• **Goal**
Locate the line that contains "Give me the" in the entries below. Retype it and all following lines through the final one, character for character.

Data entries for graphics
--*--

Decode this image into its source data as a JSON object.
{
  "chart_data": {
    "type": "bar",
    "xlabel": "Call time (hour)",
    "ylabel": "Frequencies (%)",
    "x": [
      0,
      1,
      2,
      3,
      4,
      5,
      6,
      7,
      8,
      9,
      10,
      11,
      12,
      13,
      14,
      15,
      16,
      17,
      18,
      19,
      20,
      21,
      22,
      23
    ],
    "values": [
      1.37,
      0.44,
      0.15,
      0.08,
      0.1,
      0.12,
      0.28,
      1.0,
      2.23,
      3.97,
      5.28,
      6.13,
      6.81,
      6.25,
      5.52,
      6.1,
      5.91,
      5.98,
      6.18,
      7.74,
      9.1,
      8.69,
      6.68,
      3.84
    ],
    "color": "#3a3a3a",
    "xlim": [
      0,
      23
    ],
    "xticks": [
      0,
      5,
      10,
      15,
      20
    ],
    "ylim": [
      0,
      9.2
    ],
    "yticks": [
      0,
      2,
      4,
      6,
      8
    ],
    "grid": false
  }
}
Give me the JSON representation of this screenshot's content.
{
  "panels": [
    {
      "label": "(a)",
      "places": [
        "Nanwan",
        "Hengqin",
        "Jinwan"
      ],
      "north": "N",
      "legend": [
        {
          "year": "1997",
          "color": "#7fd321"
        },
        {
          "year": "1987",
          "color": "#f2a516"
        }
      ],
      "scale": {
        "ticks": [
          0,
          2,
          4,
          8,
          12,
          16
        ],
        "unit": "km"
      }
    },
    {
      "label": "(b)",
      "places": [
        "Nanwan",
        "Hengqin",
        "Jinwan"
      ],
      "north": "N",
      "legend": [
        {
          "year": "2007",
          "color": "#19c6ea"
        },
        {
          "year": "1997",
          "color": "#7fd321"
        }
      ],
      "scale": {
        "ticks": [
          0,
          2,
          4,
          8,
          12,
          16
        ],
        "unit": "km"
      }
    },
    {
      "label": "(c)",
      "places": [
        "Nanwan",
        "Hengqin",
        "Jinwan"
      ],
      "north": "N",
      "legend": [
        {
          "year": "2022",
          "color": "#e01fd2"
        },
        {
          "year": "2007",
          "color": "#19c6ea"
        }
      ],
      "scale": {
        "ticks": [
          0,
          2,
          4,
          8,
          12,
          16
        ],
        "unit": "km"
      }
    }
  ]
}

--*--

• **Solution to the exercise**
Give me the JSON representation of this screenshot's content.
{
  "panels": [
    {
      "label": "(a)",
      "places": [
        "Nanwan",
        "Hengqin",
        "Jinwan"
      ],
      "north": "N",
      "legend": [
        {
          "year": "1997",
          "color": "#7fd321"
        },
        {
          "year": "1987",
          "color": "#f2a516"
        }
      ],
      "scale": {
        "ticks": [
          0,
          2,
          4,
          8,
          12,
          16
        ],
        "unit": "km"
      }
    },
    {
      "label": "(b)",
      "places": [
        "Nanwan",
        "Hengqin",
        "Jinwan"
      ],
      "north": "N",
      "legend": [
        {
          "year": "2007",
          "color": "#19c6ea"
        },
        {
          "year": "1997",
          "color": "#7fd321"
        }
      ],
      "scale": {
        "ticks": [
          0,
          2,
          4,
          8,
          12,
          16
        ],
        "unit": "km"
      }
    },
    {
      "label": "(c)",
      "places": [
        "Nanwan",
        "Hengqin",
        "Jinwan"
      ],
      "north": "N",
      "legend": [
        {
          "year": "2022",
          "color": "#e01fd2"
        },
        {
          "year": "2007",
          "color": "#19c6ea"
        }
      ],
      "scale": {
        "ticks": [
          0,
          2,
          4,
          8,
          12,
          16
        ],
        "unit": "km"
      }
    }
  ]
}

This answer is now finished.